(Dataset items)
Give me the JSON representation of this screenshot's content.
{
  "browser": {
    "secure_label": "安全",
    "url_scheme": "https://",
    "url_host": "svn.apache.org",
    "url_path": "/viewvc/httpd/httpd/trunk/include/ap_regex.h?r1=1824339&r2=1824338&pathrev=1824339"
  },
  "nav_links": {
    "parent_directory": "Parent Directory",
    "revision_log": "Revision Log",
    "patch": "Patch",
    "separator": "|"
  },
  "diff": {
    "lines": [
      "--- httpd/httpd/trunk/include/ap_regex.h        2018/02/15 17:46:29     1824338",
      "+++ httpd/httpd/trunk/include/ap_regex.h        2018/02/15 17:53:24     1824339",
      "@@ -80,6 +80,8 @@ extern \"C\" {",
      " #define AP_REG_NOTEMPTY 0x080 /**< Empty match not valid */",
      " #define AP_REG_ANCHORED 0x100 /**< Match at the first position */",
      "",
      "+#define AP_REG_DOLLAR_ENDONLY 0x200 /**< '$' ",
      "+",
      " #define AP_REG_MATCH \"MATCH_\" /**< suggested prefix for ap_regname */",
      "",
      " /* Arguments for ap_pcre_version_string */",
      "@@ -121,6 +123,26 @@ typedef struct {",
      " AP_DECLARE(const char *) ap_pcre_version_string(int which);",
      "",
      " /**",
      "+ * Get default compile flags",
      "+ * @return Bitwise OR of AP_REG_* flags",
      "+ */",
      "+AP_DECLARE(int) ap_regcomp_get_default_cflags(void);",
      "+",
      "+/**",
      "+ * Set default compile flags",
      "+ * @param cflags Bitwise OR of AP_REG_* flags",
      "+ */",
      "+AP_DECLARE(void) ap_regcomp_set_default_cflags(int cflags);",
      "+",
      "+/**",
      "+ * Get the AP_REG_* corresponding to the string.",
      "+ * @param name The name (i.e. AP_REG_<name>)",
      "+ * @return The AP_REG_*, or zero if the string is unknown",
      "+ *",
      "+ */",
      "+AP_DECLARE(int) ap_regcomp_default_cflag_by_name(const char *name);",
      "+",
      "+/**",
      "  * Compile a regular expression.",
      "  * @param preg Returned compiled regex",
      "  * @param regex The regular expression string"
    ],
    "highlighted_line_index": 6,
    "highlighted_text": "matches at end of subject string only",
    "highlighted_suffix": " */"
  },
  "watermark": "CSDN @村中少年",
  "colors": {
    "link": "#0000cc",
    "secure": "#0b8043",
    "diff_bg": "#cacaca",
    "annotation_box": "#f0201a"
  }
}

[Work to complete]: Output the records exactly, including every line.

[Result]:
Give me the JSON representation of this screenshot's content.
{
  "browser": {
    "secure_label": "安全",
    "url_scheme": "https://",
    "url_host": "svn.apache.org",
    "url_path": "/viewvc/httpd/httpd/trunk/include/ap_regex.h?r1=1824339&r2=1824338&pathrev=1824339"
  },
  "nav_links": {
    "parent_directory": "Parent Directory",
    "revision_log": "Revision Log",
    "patch": "Patch",
    "separator": "|"
  },
  "diff": {
    "lines": [
      "--- httpd/httpd/trunk/include/ap_regex.h        2018/02/15 17:46:29     1824338",
      "+++ httpd/httpd/trunk/include/ap_regex.h        2018/02/15 17:53:24     1824339",
      "@@ -80,6 +80,8 @@ extern \"C\" {",
      " #define AP_REG_NOTEMPTY 0x080 /**< Empty match not valid */",
      " #define AP_REG_ANCHORED 0x100 /**< Match at the first position */",
      "",
      "+#define AP_REG_DOLLAR_ENDONLY 0x200 /**< '$' ",
      "+",
      " #define AP_REG_MATCH \"MATCH_\" /**< suggested prefix for ap_regname */",
      "",
      " /* Arguments for ap_pcre_version_string */",
      "@@ -121,6 +123,26 @@ typedef struct {",
      " AP_DECLARE(const char *) ap_pcre_version_string(int which);",
      "",
      " /**",
      "+ * Get default compile flags",
      "+ * @return Bitwise OR of AP_REG_* flags",
      "+ */",
      "+AP_DECLARE(int) ap_regcomp_get_default_cflags(void);",
      "+",
      "+/**",
      "+ * Set default compile flags",
      "+ * @param cflags Bitwise OR of AP_REG_* flags",
      "+ */",
      "+AP_DECLARE(void) ap_regcomp_set_default_cflags(int cflags);",
      "+",
      "+/**",
      "+ * Get the AP_REG_* corresponding to the string.",
      "+ * @param name The name (i.e. AP_REG_<name>)",
      "+ * @return The AP_REG_*, or zero if the string is unknown",
      "+ *",
      "+ */",
      "+AP_DECLARE(int) ap_regcomp_default_cflag_by_name(const char *name);",
      "+",
      "+/**",
      "  * Compile a regular expression.",
      "  * @param preg Returned compiled regex",
      "  * @param regex The regular expression string"
    ],
    "highlighted_line_index": 6,
    "highlighted_text": "matches at end of subject string only",
    "highlighted_suffix": " */"
  },
  "watermark": "CSDN @村中少年",
  "colors": {
    "link": "#0000cc",
    "secure": "#0b8043",
    "diff_bg": "#cacaca",
    "annotation_box": "#f0201a"
  }
}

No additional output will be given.